REQUIRED WORK –
Check each line of the data below for the word "parameter", then extract the ones that have it.
= = = =
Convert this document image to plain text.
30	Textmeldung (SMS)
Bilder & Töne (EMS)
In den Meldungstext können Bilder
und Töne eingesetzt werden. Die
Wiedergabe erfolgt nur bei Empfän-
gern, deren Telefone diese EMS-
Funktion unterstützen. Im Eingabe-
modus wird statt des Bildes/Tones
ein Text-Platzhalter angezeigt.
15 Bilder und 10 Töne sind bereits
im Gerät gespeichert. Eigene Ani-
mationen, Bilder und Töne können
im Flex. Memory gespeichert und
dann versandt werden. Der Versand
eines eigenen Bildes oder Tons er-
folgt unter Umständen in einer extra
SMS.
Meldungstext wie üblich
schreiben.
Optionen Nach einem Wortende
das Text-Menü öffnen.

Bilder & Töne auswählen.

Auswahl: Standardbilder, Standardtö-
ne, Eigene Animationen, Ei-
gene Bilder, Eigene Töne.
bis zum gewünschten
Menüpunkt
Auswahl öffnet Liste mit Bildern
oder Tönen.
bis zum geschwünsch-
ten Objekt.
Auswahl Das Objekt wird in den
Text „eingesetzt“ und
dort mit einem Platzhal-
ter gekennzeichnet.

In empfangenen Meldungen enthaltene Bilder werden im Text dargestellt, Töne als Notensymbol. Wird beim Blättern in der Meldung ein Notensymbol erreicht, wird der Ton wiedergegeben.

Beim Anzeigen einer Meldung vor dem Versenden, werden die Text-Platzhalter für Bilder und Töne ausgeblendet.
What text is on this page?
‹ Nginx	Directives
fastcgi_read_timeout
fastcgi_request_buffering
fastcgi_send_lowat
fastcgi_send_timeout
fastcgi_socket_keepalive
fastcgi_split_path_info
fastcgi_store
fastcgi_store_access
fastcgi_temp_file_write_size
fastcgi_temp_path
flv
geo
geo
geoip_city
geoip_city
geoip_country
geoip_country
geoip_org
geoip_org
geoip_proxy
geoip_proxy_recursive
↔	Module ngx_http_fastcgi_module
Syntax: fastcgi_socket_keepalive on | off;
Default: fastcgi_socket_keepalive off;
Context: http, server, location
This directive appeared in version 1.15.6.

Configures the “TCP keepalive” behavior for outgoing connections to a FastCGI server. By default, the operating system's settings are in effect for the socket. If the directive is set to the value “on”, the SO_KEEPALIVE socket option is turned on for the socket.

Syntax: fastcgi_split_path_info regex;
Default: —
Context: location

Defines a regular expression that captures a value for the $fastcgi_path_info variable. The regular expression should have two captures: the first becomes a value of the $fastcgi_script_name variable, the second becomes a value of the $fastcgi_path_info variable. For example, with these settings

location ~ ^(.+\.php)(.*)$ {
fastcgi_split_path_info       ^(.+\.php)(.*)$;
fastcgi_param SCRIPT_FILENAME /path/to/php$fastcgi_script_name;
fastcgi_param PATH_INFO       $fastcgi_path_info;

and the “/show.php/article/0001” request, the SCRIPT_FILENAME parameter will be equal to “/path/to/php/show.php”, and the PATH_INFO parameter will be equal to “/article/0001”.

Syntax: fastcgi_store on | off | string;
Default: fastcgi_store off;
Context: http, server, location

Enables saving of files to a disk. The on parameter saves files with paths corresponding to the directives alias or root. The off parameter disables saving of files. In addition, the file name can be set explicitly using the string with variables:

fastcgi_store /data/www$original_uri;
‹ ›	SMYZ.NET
= = = =
RESPONSE FOR THIS EXERCISE –
and the “/show.php/article/0001” request, the SCRIPT_FILENAME parameter will be equal to “/path/to/php/show.php”, and the PATH_INFO parameter will be equal to “/article/0001”.
Enables saving of files to a disk. The on parameter saves files with paths corresponding to the directives alias or root. The off parameter disables saving of files. In addition, the file name can be set explicitly using the string with variables:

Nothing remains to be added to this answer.